[Data items]

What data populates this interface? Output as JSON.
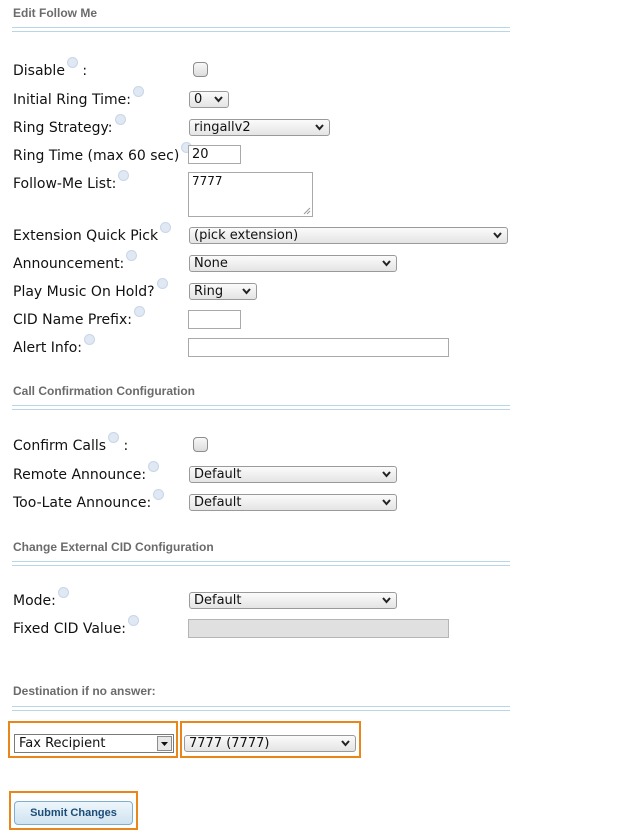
{
  "sections": {
    "edit_follow_me": "Edit Follow Me",
    "call_confirmation": "Call Confirmation Configuration",
    "external_cid": "Change External CID Configuration",
    "destination": "Destination if no answer:"
  },
  "fields": {
    "disable": {
      "label": "Disable",
      "suffix": ":"
    },
    "initial_ring_time": {
      "label": "Initial Ring Time:",
      "value": "0"
    },
    "ring_strategy": {
      "label": "Ring Strategy:",
      "value": "ringallv2"
    },
    "ring_time": {
      "label": "Ring Time (max 60 sec)",
      "value": "20"
    },
    "follow_me_list": {
      "label": "Follow-Me List:",
      "value": "7777"
    },
    "extension_quick_pick": {
      "label": "Extension Quick Pick",
      "value": "(pick extension)"
    },
    "announcement": {
      "label": "Announcement:",
      "value": "None"
    },
    "play_moh": {
      "label": "Play Music On Hold?",
      "value": "Ring"
    },
    "cid_name_prefix": {
      "label": "CID Name Prefix:",
      "value": ""
    },
    "alert_info": {
      "label": "Alert Info:",
      "value": ""
    },
    "confirm_calls": {
      "label": "Confirm Calls",
      "suffix": ":"
    },
    "remote_announce": {
      "label": "Remote Announce:",
      "value": "Default"
    },
    "too_late_announce": {
      "label": "Too-Late Announce:",
      "value": "Default"
    },
    "mode": {
      "label": "Mode:",
      "value": "Default"
    },
    "fixed_cid_value": {
      "label": "Fixed CID Value:",
      "value": ""
    }
  },
  "destination": {
    "type": "Fax Recipient",
    "target": "7777 (7777)"
  },
  "submit_label": "Submit Changes",
  "colors": {
    "highlight": "#e8861a",
    "rule": "#b9d6e6",
    "button_text": "#1b4c78"
  },
  "icons": [
    "help-icon",
    "chevron-down-icon",
    "resize-grip-icon"
  ]
}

- [AIM OF THE TASK]: Write the lines above out again exactly, without any of their pictures.

- [RESULT OF THIS TASK]:
What data populates this interface? Output as JSON.
{
  "sections": {
    "edit_follow_me": "Edit Follow Me",
    "call_confirmation": "Call Confirmation Configuration",
    "external_cid": "Change External CID Configuration",
    "destination": "Destination if no answer:"
  },
  "fields": {
    "disable": {
      "label": "Disable",
      "suffix": ":"
    },
    "initial_ring_time": {
      "label": "Initial Ring Time:",
      "value": "0"
    },
    "ring_strategy": {
      "label": "Ring Strategy:",
      "value": "ringallv2"
    },
    "ring_time": {
      "label": "Ring Time (max 60 sec)",
      "value": "20"
    },
    "follow_me_list": {
      "label": "Follow-Me List:",
      "value": "7777"
    },
    "extension_quick_pick": {
      "label": "Extension Quick Pick",
      "value": "(pick extension)"
    },
    "announcement": {
      "label": "Announcement:",
      "value": "None"
    },
    "play_moh": {
      "label": "Play Music On Hold?",
      "value": "Ring"
    },
    "cid_name_prefix": {
      "label": "CID Name Prefix:",
      "value": ""
    },
    "alert_info": {
      "label": "Alert Info:",
      "value": ""
    },
    "confirm_calls": {
      "label": "Confirm Calls",
      "suffix": ":"
    },
    "remote_announce": {
      "label": "Remote Announce:",
      "value": "Default"
    },
    "too_late_announce": {
      "label": "Too-Late Announce:",
      "value": "Default"
    },
    "mode": {
      "label": "Mode:",
      "value": "Default"
    },
    "fixed_cid_value": {
      "label": "Fixed CID Value:",
      "value": ""
    }
  },
  "destination": {
    "type": "Fax Recipient",
    "target": "7777 (7777)"
  },
  "submit_label": "Submit Changes",
  "colors": {
    "highlight": "#e8861a",
    "rule": "#b9d6e6",
    "button_text": "#1b4c78"
  },
  "icons": [
    "help-icon",
    "chevron-down-icon",
    "resize-grip-icon"
  ]
}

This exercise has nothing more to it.